[Records from a collection]

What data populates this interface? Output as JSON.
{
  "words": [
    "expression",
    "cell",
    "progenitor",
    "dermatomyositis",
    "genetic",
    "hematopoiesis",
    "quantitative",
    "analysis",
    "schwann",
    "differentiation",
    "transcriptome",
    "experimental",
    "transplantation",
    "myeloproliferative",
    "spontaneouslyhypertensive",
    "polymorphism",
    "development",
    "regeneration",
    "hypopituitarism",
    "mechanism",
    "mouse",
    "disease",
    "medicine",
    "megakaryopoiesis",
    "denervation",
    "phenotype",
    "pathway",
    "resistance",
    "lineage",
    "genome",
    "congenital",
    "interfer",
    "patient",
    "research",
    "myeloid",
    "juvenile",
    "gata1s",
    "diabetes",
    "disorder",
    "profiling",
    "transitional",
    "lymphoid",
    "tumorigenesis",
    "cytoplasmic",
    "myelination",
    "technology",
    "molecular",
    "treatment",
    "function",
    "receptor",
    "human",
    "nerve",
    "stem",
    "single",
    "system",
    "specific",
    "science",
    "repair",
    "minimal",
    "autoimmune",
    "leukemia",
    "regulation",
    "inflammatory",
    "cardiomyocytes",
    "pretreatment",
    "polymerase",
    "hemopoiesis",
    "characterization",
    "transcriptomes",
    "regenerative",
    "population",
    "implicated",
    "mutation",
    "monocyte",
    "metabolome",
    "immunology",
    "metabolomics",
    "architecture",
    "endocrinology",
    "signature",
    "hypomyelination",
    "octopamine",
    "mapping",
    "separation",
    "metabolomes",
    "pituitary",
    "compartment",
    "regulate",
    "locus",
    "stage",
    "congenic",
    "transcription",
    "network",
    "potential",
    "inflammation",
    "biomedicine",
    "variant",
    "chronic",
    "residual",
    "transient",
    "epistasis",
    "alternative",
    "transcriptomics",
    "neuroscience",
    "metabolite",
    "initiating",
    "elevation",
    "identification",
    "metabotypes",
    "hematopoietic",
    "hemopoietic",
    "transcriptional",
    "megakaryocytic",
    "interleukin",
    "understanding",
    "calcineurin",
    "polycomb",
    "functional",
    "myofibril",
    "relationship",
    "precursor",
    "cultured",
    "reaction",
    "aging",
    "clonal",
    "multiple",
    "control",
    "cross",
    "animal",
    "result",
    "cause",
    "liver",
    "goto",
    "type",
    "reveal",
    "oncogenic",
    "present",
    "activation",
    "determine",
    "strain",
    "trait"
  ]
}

Exercise prompt:
Set down each entry exactly, leaving none out.

Answer to this exercise:
What data populates this interface? Output as JSON.
{
  "words": [
    "expression",
    "cell",
    "progenitor",
    "dermatomyositis",
    "genetic",
    "hematopoiesis",
    "quantitative",
    "analysis",
    "schwann",
    "differentiation",
    "transcriptome",
    "experimental",
    "transplantation",
    "myeloproliferative",
    "spontaneouslyhypertensive",
    "polymorphism",
    "development",
    "regeneration",
    "hypopituitarism",
    "mechanism",
    "mouse",
    "disease",
    "medicine",
    "megakaryopoiesis",
    "denervation",
    "phenotype",
    "pathway",
    "resistance",
    "lineage",
    "genome",
    "congenital",
    "interfer",
    "patient",
    "research",
    "myeloid",
    "juvenile",
    "gata1s",
    "diabetes",
    "disorder",
    "profiling",
    "transitional",
    "lymphoid",
    "tumorigenesis",
    "cytoplasmic",
    "myelination",
    "technology",
    "molecular",
    "treatment",
    "function",
    "receptor",
    "human",
    "nerve",
    "stem",
    "single",
    "system",
    "specific",
    "science",
    "repair",
    "minimal",
    "autoimmune",
    "leukemia",
    "regulation",
    "inflammatory",
    "cardiomyocytes",
    "pretreatment",
    "polymerase",
    "hemopoiesis",
    "characterization",
    "transcriptomes",
    "regenerative",
    "population",
    "implicated",
    "mutation",
    "monocyte",
    "metabolome",
    "immunology",
    "metabolomics",
    "architecture",
    "endocrinology",
    "signature",
    "hypomyelination",
    "octopamine",
    "mapping",
    "separation",
    "metabolomes",
    "pituitary",
    "compartment",
    "regulate",
    "locus",
    "stage",
    "congenic",
    "transcription",
    "network",
    "potential",
    "inflammation",
    "biomedicine",
    "variant",
    "chronic",
    "residual",
    "transient",
    "epistasis",
    "alternative",
    "transcriptomics",
    "neuroscience",
    "metabolite",
    "initiating",
    "elevation",
    "identification",
    "metabotypes",
    "hematopoietic",
    "hemopoietic",
    "transcriptional",
    "megakaryocytic",
    "interleukin",
    "understanding",
    "calcineurin",
    "polycomb",
    "functional",
    "myofibril",
    "relationship",
    "precursor",
    "cultured",
    "reaction",
    "aging",
    "clonal",
    "multiple",
    "control",
    "cross",
    "animal",
    "result",
    "cause",
    "liver",
    "goto",
    "type",
    "reveal",
    "oncogenic",
    "present",
    "activation",
    "determine",
    "strain",
    "trait"
  ]
}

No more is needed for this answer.